• [SET EXERCISE]: Count how many lines hold the word "JSON" and give that number as the whole answer.

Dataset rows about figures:

****************************************

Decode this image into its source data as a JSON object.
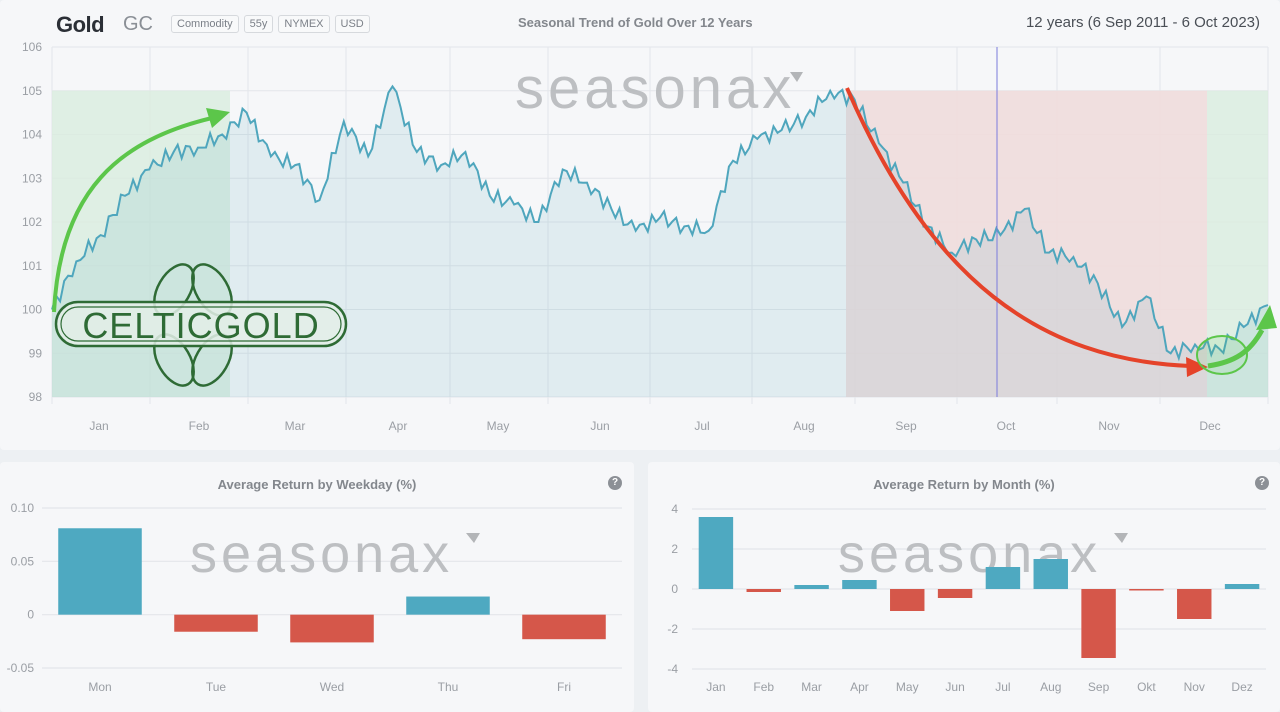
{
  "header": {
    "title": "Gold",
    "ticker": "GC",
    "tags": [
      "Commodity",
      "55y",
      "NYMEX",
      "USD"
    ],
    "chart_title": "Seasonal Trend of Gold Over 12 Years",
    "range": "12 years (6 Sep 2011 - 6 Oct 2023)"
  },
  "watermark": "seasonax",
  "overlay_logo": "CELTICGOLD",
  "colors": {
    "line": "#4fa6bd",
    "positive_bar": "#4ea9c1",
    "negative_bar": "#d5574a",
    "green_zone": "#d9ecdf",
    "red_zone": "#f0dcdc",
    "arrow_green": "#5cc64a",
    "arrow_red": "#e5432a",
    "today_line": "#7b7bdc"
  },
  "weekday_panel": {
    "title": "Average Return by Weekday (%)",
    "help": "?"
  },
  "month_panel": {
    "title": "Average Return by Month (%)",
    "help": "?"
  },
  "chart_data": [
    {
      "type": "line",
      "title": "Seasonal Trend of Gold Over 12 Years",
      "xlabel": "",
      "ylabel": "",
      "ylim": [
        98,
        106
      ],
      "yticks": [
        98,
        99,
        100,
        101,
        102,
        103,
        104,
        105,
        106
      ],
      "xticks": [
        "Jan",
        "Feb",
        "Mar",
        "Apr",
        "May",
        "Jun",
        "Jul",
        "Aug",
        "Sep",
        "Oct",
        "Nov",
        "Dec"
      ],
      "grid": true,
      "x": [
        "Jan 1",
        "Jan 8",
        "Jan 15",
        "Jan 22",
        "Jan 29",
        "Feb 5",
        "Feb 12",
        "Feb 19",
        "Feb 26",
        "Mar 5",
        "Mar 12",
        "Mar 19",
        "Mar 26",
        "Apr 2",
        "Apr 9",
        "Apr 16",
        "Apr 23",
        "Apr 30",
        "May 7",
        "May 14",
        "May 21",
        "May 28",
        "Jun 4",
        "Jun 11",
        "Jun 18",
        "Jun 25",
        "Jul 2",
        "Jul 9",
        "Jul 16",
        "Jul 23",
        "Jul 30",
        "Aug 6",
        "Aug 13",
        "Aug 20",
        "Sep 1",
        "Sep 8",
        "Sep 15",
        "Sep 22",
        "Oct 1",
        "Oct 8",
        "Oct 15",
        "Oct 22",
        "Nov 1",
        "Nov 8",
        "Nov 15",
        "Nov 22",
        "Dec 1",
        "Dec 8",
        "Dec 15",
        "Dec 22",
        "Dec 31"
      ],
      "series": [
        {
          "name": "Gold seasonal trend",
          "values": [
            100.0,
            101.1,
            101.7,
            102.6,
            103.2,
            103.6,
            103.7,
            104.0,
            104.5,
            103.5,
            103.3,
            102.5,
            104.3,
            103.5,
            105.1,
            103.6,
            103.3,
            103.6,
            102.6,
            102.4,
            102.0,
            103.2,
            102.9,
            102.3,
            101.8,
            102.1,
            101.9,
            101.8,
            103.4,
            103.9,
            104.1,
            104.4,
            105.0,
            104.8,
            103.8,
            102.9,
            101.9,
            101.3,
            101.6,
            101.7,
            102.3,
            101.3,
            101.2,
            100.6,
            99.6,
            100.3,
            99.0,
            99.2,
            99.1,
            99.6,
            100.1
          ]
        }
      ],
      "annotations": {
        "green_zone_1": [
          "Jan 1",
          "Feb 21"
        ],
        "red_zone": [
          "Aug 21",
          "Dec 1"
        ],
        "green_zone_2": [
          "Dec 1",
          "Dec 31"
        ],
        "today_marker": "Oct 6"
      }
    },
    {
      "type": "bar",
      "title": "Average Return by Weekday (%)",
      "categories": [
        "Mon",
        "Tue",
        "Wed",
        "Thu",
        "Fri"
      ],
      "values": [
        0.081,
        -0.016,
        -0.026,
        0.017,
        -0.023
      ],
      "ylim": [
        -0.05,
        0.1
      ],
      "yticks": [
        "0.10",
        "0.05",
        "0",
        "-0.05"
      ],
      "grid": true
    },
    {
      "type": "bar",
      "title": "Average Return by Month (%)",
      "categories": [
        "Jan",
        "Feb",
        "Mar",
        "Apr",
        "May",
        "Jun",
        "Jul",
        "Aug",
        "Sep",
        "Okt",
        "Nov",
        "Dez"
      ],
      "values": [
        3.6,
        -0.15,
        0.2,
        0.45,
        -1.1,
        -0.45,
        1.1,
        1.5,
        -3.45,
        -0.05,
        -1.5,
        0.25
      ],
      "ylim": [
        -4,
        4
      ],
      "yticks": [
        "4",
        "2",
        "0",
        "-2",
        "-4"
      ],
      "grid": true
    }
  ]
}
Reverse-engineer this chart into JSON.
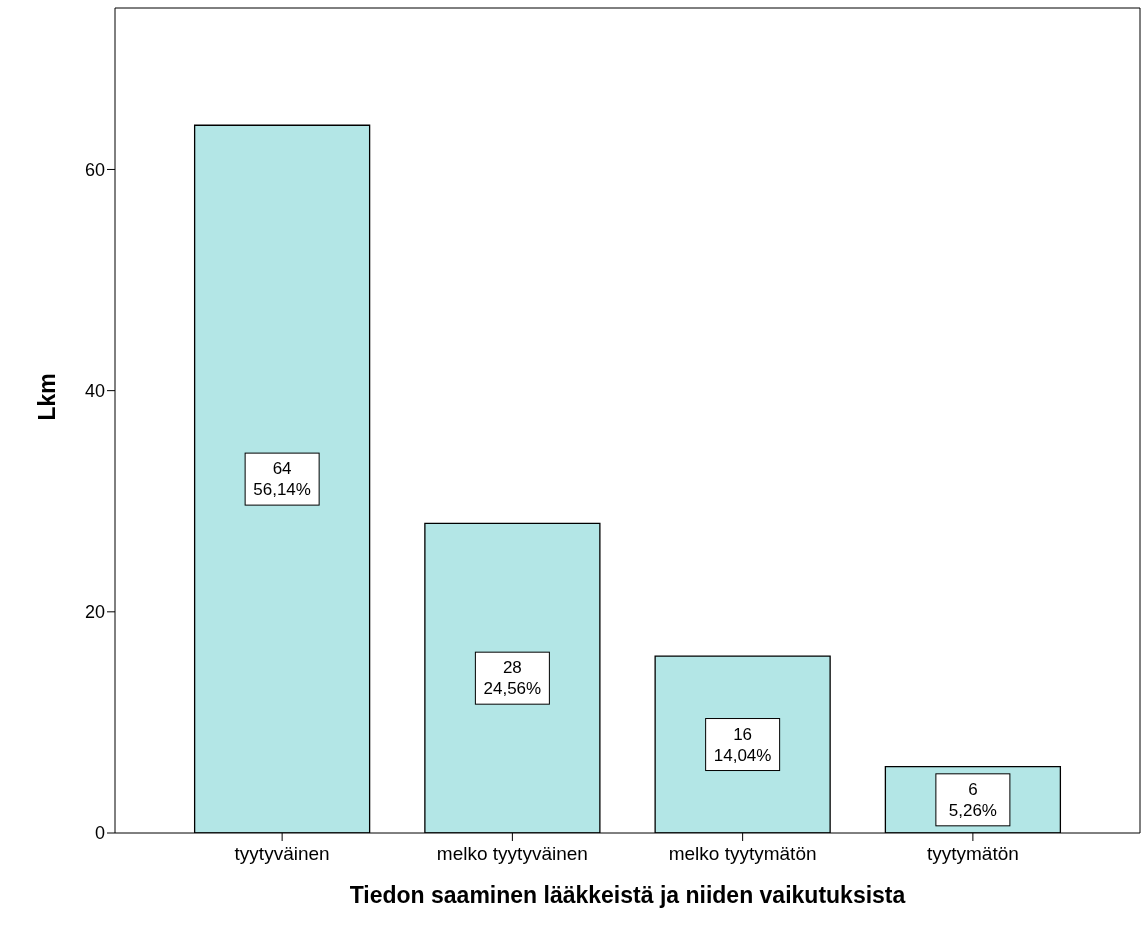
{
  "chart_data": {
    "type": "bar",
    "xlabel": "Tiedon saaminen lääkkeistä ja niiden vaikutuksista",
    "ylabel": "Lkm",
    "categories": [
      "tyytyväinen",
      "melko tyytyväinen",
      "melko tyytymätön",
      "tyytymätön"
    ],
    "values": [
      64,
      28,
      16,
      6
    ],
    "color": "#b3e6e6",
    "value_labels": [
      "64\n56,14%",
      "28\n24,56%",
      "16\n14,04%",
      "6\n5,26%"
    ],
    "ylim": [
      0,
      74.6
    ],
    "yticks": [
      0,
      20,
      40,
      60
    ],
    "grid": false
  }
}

****************************************

• [FULL RESPONSE]: 2